What needs to be done:
Leaving the pictures aside, transcribe every line below exactly.

Dataset records:
== == ==

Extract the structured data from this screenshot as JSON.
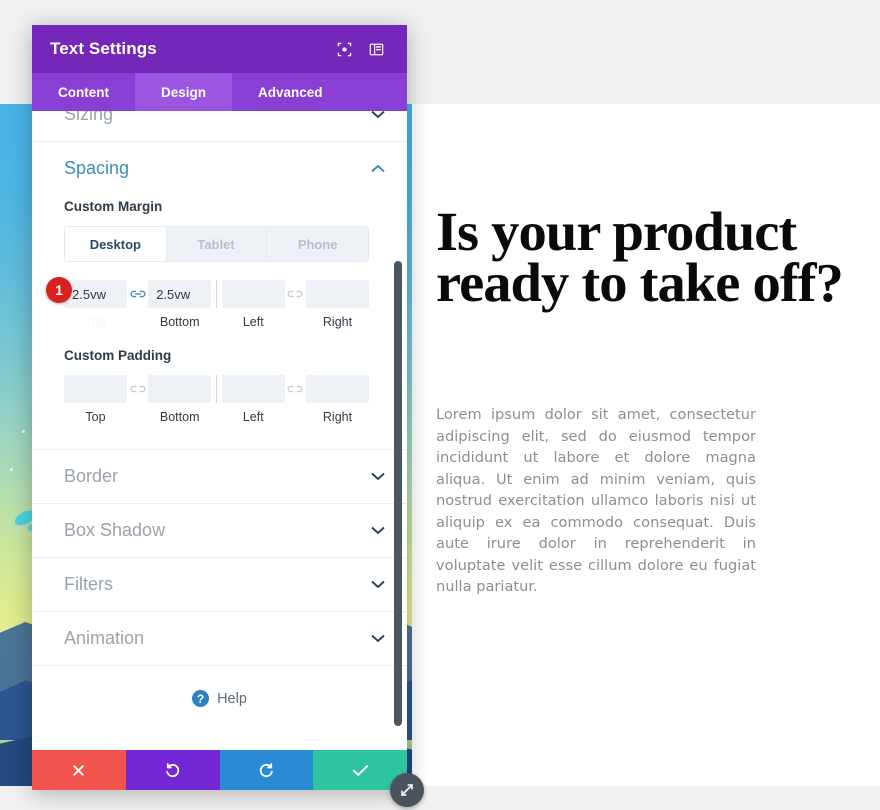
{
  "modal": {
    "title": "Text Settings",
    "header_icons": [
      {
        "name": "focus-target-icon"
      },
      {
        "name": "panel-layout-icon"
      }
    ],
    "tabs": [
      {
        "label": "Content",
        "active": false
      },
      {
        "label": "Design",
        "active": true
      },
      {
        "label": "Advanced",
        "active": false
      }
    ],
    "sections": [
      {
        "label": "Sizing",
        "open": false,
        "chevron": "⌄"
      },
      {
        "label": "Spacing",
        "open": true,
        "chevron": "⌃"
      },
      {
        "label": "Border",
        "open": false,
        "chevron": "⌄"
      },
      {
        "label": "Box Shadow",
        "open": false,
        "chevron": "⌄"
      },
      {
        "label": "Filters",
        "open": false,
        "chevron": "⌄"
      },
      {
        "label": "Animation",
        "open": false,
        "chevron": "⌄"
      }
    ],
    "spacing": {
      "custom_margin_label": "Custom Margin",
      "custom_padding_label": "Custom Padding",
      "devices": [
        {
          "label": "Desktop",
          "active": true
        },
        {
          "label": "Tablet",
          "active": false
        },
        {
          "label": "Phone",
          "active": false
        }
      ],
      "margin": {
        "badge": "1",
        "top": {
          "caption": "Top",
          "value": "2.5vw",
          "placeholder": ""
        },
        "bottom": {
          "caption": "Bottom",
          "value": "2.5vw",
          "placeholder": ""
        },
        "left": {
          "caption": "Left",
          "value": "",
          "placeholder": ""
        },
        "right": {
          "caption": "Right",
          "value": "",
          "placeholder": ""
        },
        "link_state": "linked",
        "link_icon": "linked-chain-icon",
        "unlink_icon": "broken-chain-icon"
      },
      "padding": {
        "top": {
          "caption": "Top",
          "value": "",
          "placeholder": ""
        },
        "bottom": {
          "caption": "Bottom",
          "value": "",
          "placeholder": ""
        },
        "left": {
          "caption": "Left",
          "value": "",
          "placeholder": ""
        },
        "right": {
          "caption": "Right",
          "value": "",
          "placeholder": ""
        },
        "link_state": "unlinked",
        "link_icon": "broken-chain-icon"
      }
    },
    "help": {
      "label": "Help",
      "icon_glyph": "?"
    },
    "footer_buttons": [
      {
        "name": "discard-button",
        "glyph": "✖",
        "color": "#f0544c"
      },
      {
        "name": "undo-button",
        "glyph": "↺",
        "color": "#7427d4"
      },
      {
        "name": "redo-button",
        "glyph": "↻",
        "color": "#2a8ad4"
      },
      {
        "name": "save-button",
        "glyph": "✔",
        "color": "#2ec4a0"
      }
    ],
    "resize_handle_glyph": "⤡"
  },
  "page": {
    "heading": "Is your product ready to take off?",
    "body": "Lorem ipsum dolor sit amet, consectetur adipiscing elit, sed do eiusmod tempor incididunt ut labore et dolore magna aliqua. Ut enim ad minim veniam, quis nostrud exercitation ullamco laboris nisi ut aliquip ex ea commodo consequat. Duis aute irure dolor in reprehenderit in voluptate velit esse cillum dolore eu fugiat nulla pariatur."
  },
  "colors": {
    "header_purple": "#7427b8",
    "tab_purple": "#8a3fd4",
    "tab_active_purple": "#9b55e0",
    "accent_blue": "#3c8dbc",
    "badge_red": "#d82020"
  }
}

== == ==

Answer to this task:
Extract the structured data from this screenshot as JSON.
{
  "modal": {
    "title": "Text Settings",
    "header_icons": [
      {
        "name": "focus-target-icon"
      },
      {
        "name": "panel-layout-icon"
      }
    ],
    "tabs": [
      {
        "label": "Content",
        "active": false
      },
      {
        "label": "Design",
        "active": true
      },
      {
        "label": "Advanced",
        "active": false
      }
    ],
    "sections": [
      {
        "label": "Sizing",
        "open": false,
        "chevron": "⌄"
      },
      {
        "label": "Spacing",
        "open": true,
        "chevron": "⌃"
      },
      {
        "label": "Border",
        "open": false,
        "chevron": "⌄"
      },
      {
        "label": "Box Shadow",
        "open": false,
        "chevron": "⌄"
      },
      {
        "label": "Filters",
        "open": false,
        "chevron": "⌄"
      },
      {
        "label": "Animation",
        "open": false,
        "chevron": "⌄"
      }
    ],
    "spacing": {
      "custom_margin_label": "Custom Margin",
      "custom_padding_label": "Custom Padding",
      "devices": [
        {
          "label": "Desktop",
          "active": true
        },
        {
          "label": "Tablet",
          "active": false
        },
        {
          "label": "Phone",
          "active": false
        }
      ],
      "margin": {
        "badge": "1",
        "top": {
          "caption": "Top",
          "value": "2.5vw",
          "placeholder": ""
        },
        "bottom": {
          "caption": "Bottom",
          "value": "2.5vw",
          "placeholder": ""
        },
        "left": {
          "caption": "Left",
          "value": "",
          "placeholder": ""
        },
        "right": {
          "caption": "Right",
          "value": "",
          "placeholder": ""
        },
        "link_state": "linked",
        "link_icon": "linked-chain-icon",
        "unlink_icon": "broken-chain-icon"
      },
      "padding": {
        "top": {
          "caption": "Top",
          "value": "",
          "placeholder": ""
        },
        "bottom": {
          "caption": "Bottom",
          "value": "",
          "placeholder": ""
        },
        "left": {
          "caption": "Left",
          "value": "",
          "placeholder": ""
        },
        "right": {
          "caption": "Right",
          "value": "",
          "placeholder": ""
        },
        "link_state": "unlinked",
        "link_icon": "broken-chain-icon"
      }
    },
    "help": {
      "label": "Help",
      "icon_glyph": "?"
    },
    "footer_buttons": [
      {
        "name": "discard-button",
        "glyph": "✖",
        "color": "#f0544c"
      },
      {
        "name": "undo-button",
        "glyph": "↺",
        "color": "#7427d4"
      },
      {
        "name": "redo-button",
        "glyph": "↻",
        "color": "#2a8ad4"
      },
      {
        "name": "save-button",
        "glyph": "✔",
        "color": "#2ec4a0"
      }
    ],
    "resize_handle_glyph": "⤡"
  },
  "page": {
    "heading": "Is your product ready to take off?",
    "body": "Lorem ipsum dolor sit amet, consectetur adipiscing elit, sed do eiusmod tempor incididunt ut labore et dolore magna aliqua. Ut enim ad minim veniam, quis nostrud exercitation ullamco laboris nisi ut aliquip ex ea commodo consequat. Duis aute irure dolor in reprehenderit in voluptate velit esse cillum dolore eu fugiat nulla pariatur."
  },
  "colors": {
    "header_purple": "#7427b8",
    "tab_purple": "#8a3fd4",
    "tab_active_purple": "#9b55e0",
    "accent_blue": "#3c8dbc",
    "badge_red": "#d82020"
  }
}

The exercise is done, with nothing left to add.